Exercise task |
Locate all lines with the word "CLOSE". Copy them.

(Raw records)
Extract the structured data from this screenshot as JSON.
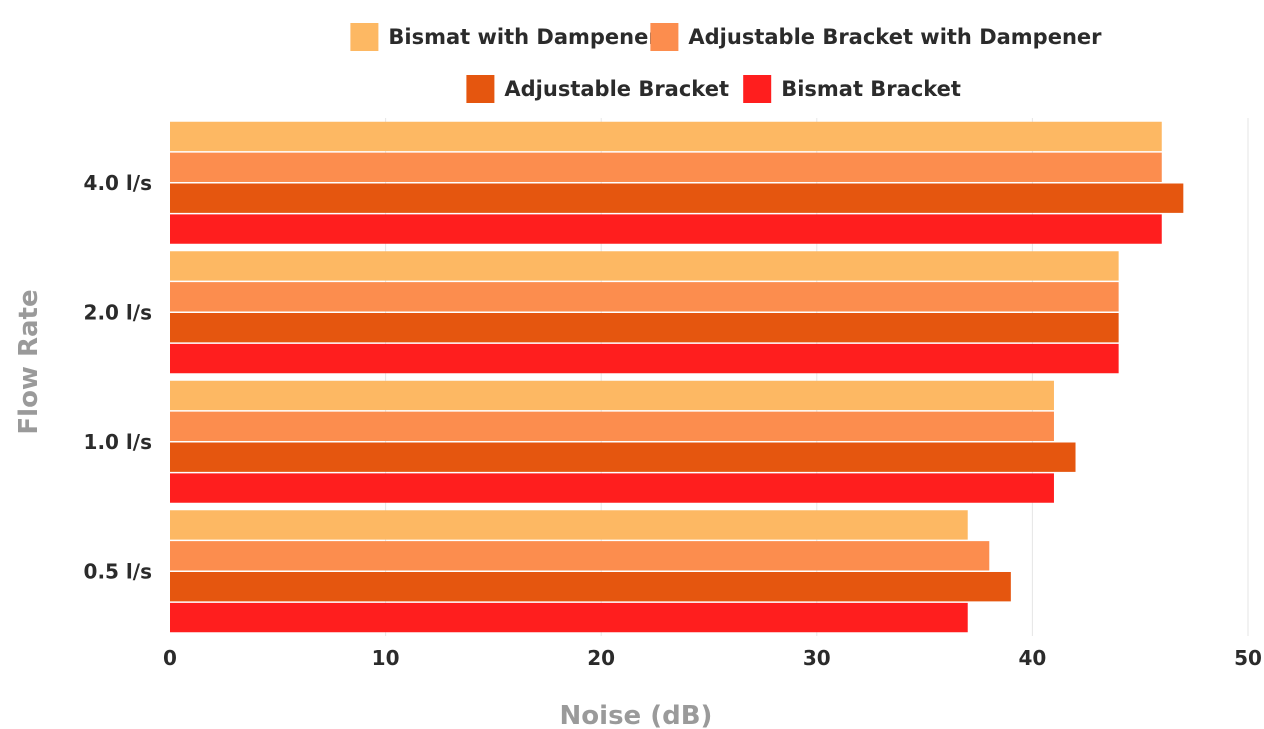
{
  "chart_data": {
    "type": "bar",
    "orientation": "horizontal",
    "categories": [
      "4.0 l/s",
      "2.0 l/s",
      "1.0 l/s",
      "0.5 l/s"
    ],
    "series": [
      {
        "name": "Bismat with Dampener",
        "color": "#FDB863",
        "values": [
          46,
          44,
          41,
          37
        ]
      },
      {
        "name": "Adjustable Bracket with Dampener",
        "color": "#FC8D4E",
        "values": [
          46,
          44,
          41,
          38
        ]
      },
      {
        "name": "Adjustable Bracket",
        "color": "#E5560F",
        "values": [
          47,
          44,
          42,
          39
        ]
      },
      {
        "name": "Bismat Bracket",
        "color": "#FF1E1E",
        "values": [
          46,
          44,
          41,
          37
        ]
      }
    ],
    "xlabel": "Noise (dB)",
    "ylabel": "Flow Rate",
    "xlim": [
      0,
      50
    ],
    "xticks": [
      0,
      10,
      20,
      30,
      40,
      50
    ],
    "grid": true,
    "legend": "top"
  }
}
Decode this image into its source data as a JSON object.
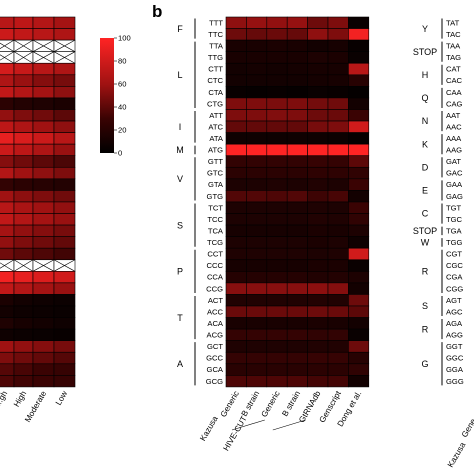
{
  "panel_label": "b",
  "chart_data": [
    {
      "type": "heatmap",
      "panel": "a (partially visible)",
      "columns": [
        "...gh",
        "High",
        "Moderate",
        "Low"
      ],
      "values": [
        [
          70,
          72,
          68,
          62
        ],
        [
          78,
          74,
          70,
          66
        ],
        [
          null,
          null,
          null,
          null
        ],
        [
          null,
          null,
          null,
          null
        ],
        [
          82,
          76,
          70,
          66
        ],
        [
          66,
          58,
          52,
          48
        ],
        [
          74,
          68,
          62,
          55
        ],
        [
          22,
          18,
          16,
          14
        ],
        [
          56,
          50,
          46,
          40
        ],
        [
          72,
          66,
          60,
          55
        ],
        [
          90,
          84,
          78,
          70
        ],
        [
          78,
          72,
          66,
          58
        ],
        [
          52,
          46,
          40,
          35
        ],
        [
          68,
          60,
          55,
          50
        ],
        [
          26,
          22,
          20,
          18
        ],
        [
          60,
          54,
          50,
          46
        ],
        [
          70,
          64,
          60,
          56
        ],
        [
          74,
          68,
          62,
          58
        ],
        [
          62,
          56,
          52,
          48
        ],
        [
          56,
          50,
          46,
          42
        ],
        [
          46,
          40,
          36,
          32
        ],
        [
          null,
          null,
          null,
          null
        ],
        [
          95,
          90,
          85,
          80
        ],
        [
          74,
          68,
          62,
          58
        ],
        [
          14,
          10,
          8,
          6
        ],
        [
          10,
          7,
          6,
          5
        ],
        [
          16,
          12,
          10,
          8
        ],
        [
          8,
          6,
          5,
          4
        ],
        [
          60,
          56,
          52,
          48
        ],
        [
          50,
          46,
          42,
          38
        ],
        [
          38,
          34,
          30,
          28
        ],
        [
          36,
          32,
          30,
          28
        ]
      ]
    },
    {
      "type": "heatmap",
      "panel": "b",
      "columns": [
        "Generic",
        "B strain",
        "Generic",
        "B strain",
        "GtRNAdb",
        "Genscript",
        "Dong et al."
      ],
      "column_groups": [
        {
          "label": "Kazusa",
          "columns": [
            0,
            1
          ]
        },
        {
          "label": "HIVE-CUT",
          "columns": [
            2,
            3
          ]
        }
      ],
      "colorbar": {
        "min": 0,
        "max": 100,
        "ticks": [
          0,
          20,
          40,
          60,
          80,
          100
        ]
      },
      "codons": [
        "TTT",
        "TTC",
        "TTA",
        "TTG",
        "CTT",
        "CTC",
        "CTA",
        "CTG",
        "ATT",
        "ATC",
        "ATA",
        "ATG",
        "GTT",
        "GTC",
        "GTA",
        "GTG",
        "TCT",
        "TCC",
        "TCA",
        "TCG",
        "CCT",
        "CCC",
        "CCA",
        "CCG",
        "ACT",
        "ACC",
        "ACA",
        "ACG",
        "GCT",
        "GCC",
        "GCA",
        "GCG"
      ],
      "amino_acid_groups": [
        {
          "label": "F",
          "start": 0,
          "end": 1
        },
        {
          "label": "L",
          "start": 2,
          "end": 7
        },
        {
          "label": "I",
          "start": 8,
          "end": 10
        },
        {
          "label": "M",
          "start": 11,
          "end": 11
        },
        {
          "label": "V",
          "start": 12,
          "end": 15
        },
        {
          "label": "S",
          "start": 16,
          "end": 19
        },
        {
          "label": "P",
          "start": 20,
          "end": 23
        },
        {
          "label": "T",
          "start": 24,
          "end": 27
        },
        {
          "label": "A",
          "start": 28,
          "end": 31
        }
      ],
      "values": [
        [
          55,
          57,
          56,
          57,
          45,
          50,
          5
        ],
        [
          45,
          43,
          44,
          43,
          55,
          50,
          95
        ],
        [
          13,
          13,
          14,
          13,
          10,
          12,
          4
        ],
        [
          13,
          13,
          13,
          13,
          15,
          14,
          5
        ],
        [
          10,
          11,
          10,
          11,
          12,
          12,
          70
        ],
        [
          10,
          10,
          10,
          10,
          11,
          12,
          20
        ],
        [
          4,
          3,
          4,
          3,
          5,
          4,
          2
        ],
        [
          50,
          50,
          49,
          50,
          47,
          46,
          10
        ],
        [
          50,
          50,
          51,
          50,
          45,
          44,
          30
        ],
        [
          42,
          42,
          42,
          42,
          48,
          50,
          80
        ],
        [
          8,
          8,
          7,
          8,
          7,
          6,
          3
        ],
        [
          100,
          100,
          100,
          100,
          100,
          100,
          100
        ],
        [
          26,
          26,
          26,
          26,
          28,
          27,
          40
        ],
        [
          22,
          22,
          22,
          22,
          24,
          24,
          25
        ],
        [
          15,
          15,
          16,
          15,
          17,
          15,
          30
        ],
        [
          37,
          37,
          36,
          37,
          31,
          34,
          10
        ],
        [
          15,
          15,
          15,
          15,
          16,
          15,
          30
        ],
        [
          15,
          15,
          15,
          15,
          17,
          16,
          25
        ],
        [
          12,
          12,
          12,
          12,
          14,
          13,
          15
        ],
        [
          15,
          15,
          15,
          15,
          14,
          15,
          8
        ],
        [
          16,
          16,
          16,
          16,
          15,
          16,
          80
        ],
        [
          12,
          12,
          12,
          12,
          14,
          14,
          5
        ],
        [
          19,
          19,
          19,
          19,
          17,
          18,
          15
        ],
        [
          53,
          53,
          53,
          53,
          54,
          52,
          10
        ],
        [
          17,
          17,
          17,
          17,
          18,
          17,
          45
        ],
        [
          44,
          44,
          44,
          44,
          45,
          44,
          40
        ],
        [
          13,
          13,
          13,
          13,
          14,
          13,
          10
        ],
        [
          27,
          27,
          27,
          27,
          25,
          26,
          5
        ],
        [
          16,
          16,
          16,
          16,
          17,
          17,
          45
        ],
        [
          27,
          27,
          27,
          27,
          28,
          28,
          20
        ],
        [
          21,
          21,
          21,
          21,
          22,
          22,
          25
        ],
        [
          36,
          36,
          36,
          36,
          33,
          33,
          10
        ]
      ]
    },
    {
      "type": "table",
      "panel": "c (partially visible, codon list)",
      "codons": [
        "TAT",
        "TAC",
        "TAA",
        "TAG",
        "CAT",
        "CAC",
        "CAA",
        "CAG",
        "AAT",
        "AAC",
        "AAA",
        "AAG",
        "GAT",
        "GAC",
        "GAA",
        "GAG",
        "TGT",
        "TGC",
        "TGA",
        "TGG",
        "CGT",
        "CGC",
        "CGA",
        "CGG",
        "AGT",
        "AGC",
        "AGA",
        "AGG",
        "GGT",
        "GGC",
        "GGA",
        "GGG"
      ],
      "amino_acid_groups": [
        {
          "label": "Y",
          "start": 0,
          "end": 1
        },
        {
          "label": "STOP",
          "start": 2,
          "end": 3
        },
        {
          "label": "H",
          "start": 4,
          "end": 5
        },
        {
          "label": "Q",
          "start": 6,
          "end": 7
        },
        {
          "label": "N",
          "start": 8,
          "end": 9
        },
        {
          "label": "K",
          "start": 10,
          "end": 11
        },
        {
          "label": "D",
          "start": 12,
          "end": 13
        },
        {
          "label": "E",
          "start": 14,
          "end": 15
        },
        {
          "label": "C",
          "start": 16,
          "end": 17
        },
        {
          "label": "STOP",
          "start": 18,
          "end": 18
        },
        {
          "label": "W",
          "start": 19,
          "end": 19
        },
        {
          "label": "R",
          "start": 20,
          "end": 23
        },
        {
          "label": "S",
          "start": 24,
          "end": 25
        },
        {
          "label": "R",
          "start": 26,
          "end": 27
        },
        {
          "label": "G",
          "start": 28,
          "end": 31
        }
      ],
      "bottom_labels": [
        "Gene",
        "Kazusa"
      ]
    }
  ]
}
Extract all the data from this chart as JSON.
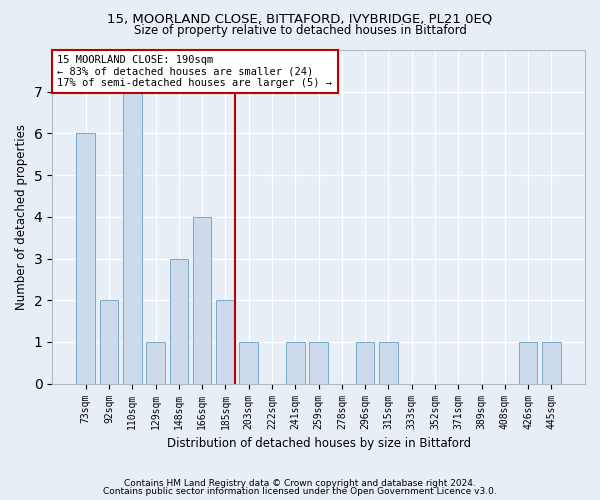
{
  "title1": "15, MOORLAND CLOSE, BITTAFORD, IVYBRIDGE, PL21 0EQ",
  "title2": "Size of property relative to detached houses in Bittaford",
  "xlabel": "Distribution of detached houses by size in Bittaford",
  "ylabel": "Number of detached properties",
  "footnote1": "Contains HM Land Registry data © Crown copyright and database right 2024.",
  "footnote2": "Contains public sector information licensed under the Open Government Licence v3.0.",
  "categories": [
    "73sqm",
    "92sqm",
    "110sqm",
    "129sqm",
    "148sqm",
    "166sqm",
    "185sqm",
    "203sqm",
    "222sqm",
    "241sqm",
    "259sqm",
    "278sqm",
    "296sqm",
    "315sqm",
    "333sqm",
    "352sqm",
    "371sqm",
    "389sqm",
    "408sqm",
    "426sqm",
    "445sqm"
  ],
  "values": [
    6,
    2,
    7,
    1,
    3,
    4,
    2,
    1,
    0,
    1,
    1,
    0,
    1,
    1,
    0,
    0,
    0,
    0,
    0,
    1,
    1
  ],
  "bar_color": "#ccdaeb",
  "bar_edgecolor": "#7aaac8",
  "background_color": "#e8eef6",
  "grid_color": "#ffffff",
  "vline_color": "#bb0000",
  "annotation_text": "15 MOORLAND CLOSE: 190sqm\n← 83% of detached houses are smaller (24)\n17% of semi-detached houses are larger (5) →",
  "annotation_box_facecolor": "#ffffff",
  "annotation_box_edgecolor": "#bb0000",
  "ylim": [
    0,
    8
  ],
  "yticks": [
    0,
    1,
    2,
    3,
    4,
    5,
    6,
    7
  ]
}
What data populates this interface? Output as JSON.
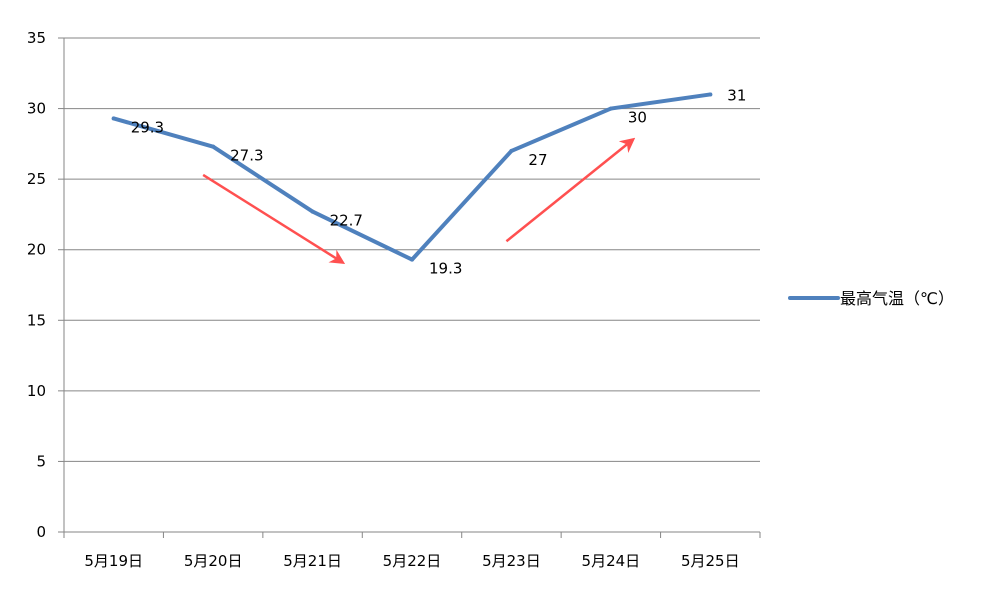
{
  "chart_data": {
    "type": "line",
    "categories": [
      "5月19日",
      "5月20日",
      "5月21日",
      "5月22日",
      "5月23日",
      "5月24日",
      "5月25日"
    ],
    "series": [
      {
        "name": "最高气温（℃）",
        "values": [
          29.3,
          27.3,
          22.7,
          19.3,
          27,
          30,
          31
        ],
        "color": "#4f81bd",
        "labels": [
          "29.3",
          "27.3",
          "22.7",
          "19.3",
          "27",
          "30",
          "31"
        ]
      }
    ],
    "ylim": [
      0,
      35
    ],
    "yticks": [
      0,
      5,
      10,
      15,
      20,
      25,
      30,
      35
    ],
    "grid": true,
    "legend": "right",
    "annotations": [
      {
        "type": "arrow",
        "color": "#ff5050",
        "trend": "down",
        "from_category": "5月20日",
        "to_category": "5月21日"
      },
      {
        "type": "arrow",
        "color": "#ff5050",
        "trend": "up",
        "from_category": "5月23日",
        "to_category": "5月24日"
      }
    ]
  }
}
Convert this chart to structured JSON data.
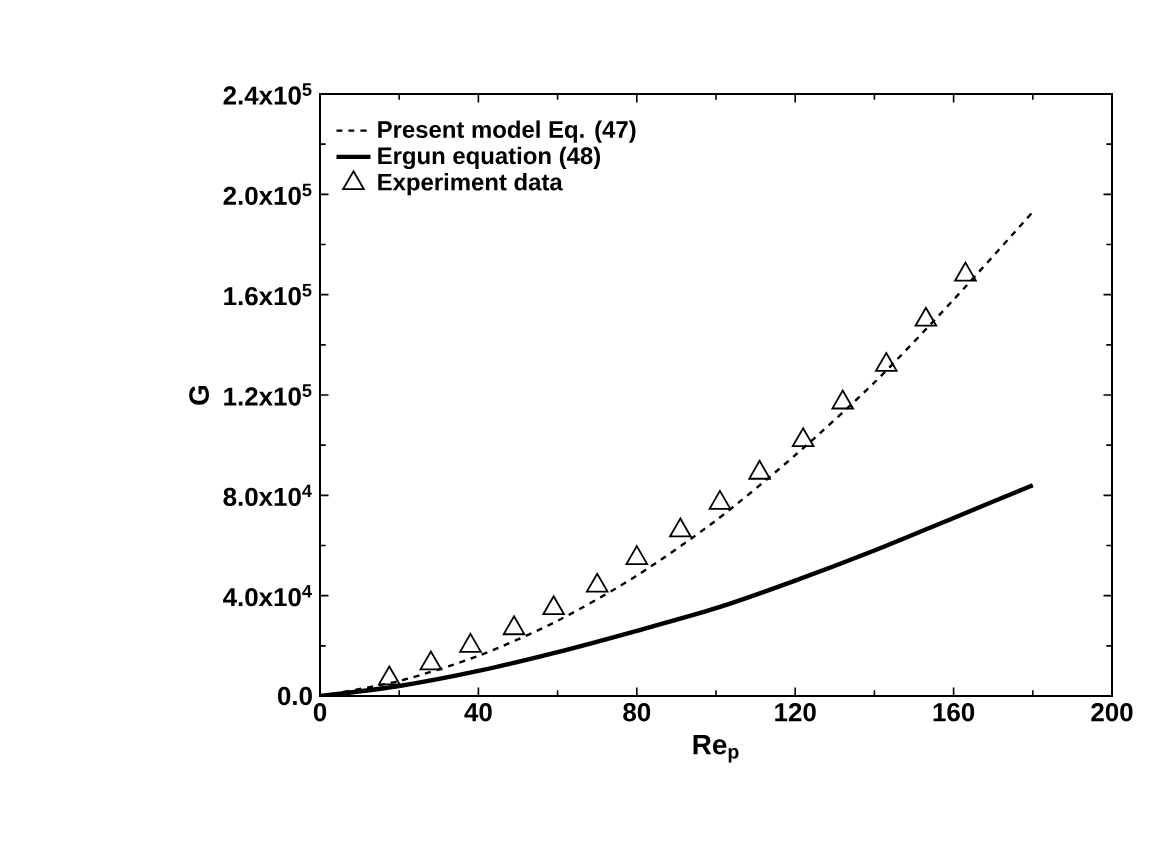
{
  "chart_data": {
    "type": "line",
    "xlabel": "Re$_{p}$",
    "ylabel": "G",
    "xlim": [
      0,
      200
    ],
    "xticks": [
      0,
      40,
      80,
      120,
      160,
      200
    ],
    "ylim": [
      0,
      240000
    ],
    "yticks": [
      {
        "value": 0,
        "label": "0.0"
      },
      {
        "value": 40000,
        "label": "4.0x10$^{4}$"
      },
      {
        "value": 80000,
        "label": "8.0x10$^{4}$"
      },
      {
        "value": 120000,
        "label": "1.2x10$^{5}$"
      },
      {
        "value": 160000,
        "label": "1.6x10$^{5}$"
      },
      {
        "value": 200000,
        "label": "2.0x10$^{5}$"
      },
      {
        "value": 240000,
        "label": "2.4x10$^{5}$"
      }
    ],
    "legend": "top left",
    "grid": false,
    "series": [
      {
        "name": "Present model Eq. (47)",
        "color": "#000000",
        "line_style": "dashed",
        "x": [
          0,
          20,
          40,
          60,
          80,
          100,
          120,
          140,
          160,
          180
        ],
        "values": [
          0,
          6000,
          16000,
          30000,
          48000,
          70000,
          96000,
          125000,
          158000,
          193000
        ]
      },
      {
        "name": "Ergun equation (48)",
        "color": "#000000",
        "line_style": "solid",
        "x": [
          0,
          20,
          40,
          60,
          80,
          100,
          120,
          140,
          160,
          180
        ],
        "values": [
          0,
          4000,
          10000,
          17500,
          26000,
          35000,
          46000,
          58000,
          71000,
          84000
        ]
      },
      {
        "name": "Experiment data",
        "color": "#000000",
        "type": "scatter",
        "marker": "triangle",
        "x": [
          17.5,
          28,
          38,
          49,
          59,
          70,
          80,
          91,
          101,
          111,
          122,
          132,
          143,
          153,
          163
        ],
        "values": [
          7000,
          13000,
          20000,
          27000,
          35000,
          44000,
          55000,
          66000,
          77000,
          89000,
          102000,
          117000,
          132000,
          150000,
          168000
        ]
      }
    ]
  }
}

Output of the task |
  "title1": "15, MOORLAND CLOSE, BITTAFORD, IVYBRIDGE, PL21 0EQ",
  "annotation_text": "15 MOORLAND CLOSE: 190sqm\n← 83% of detached houses are smaller (24)\n17% of semi-detached houses are larger (5) →",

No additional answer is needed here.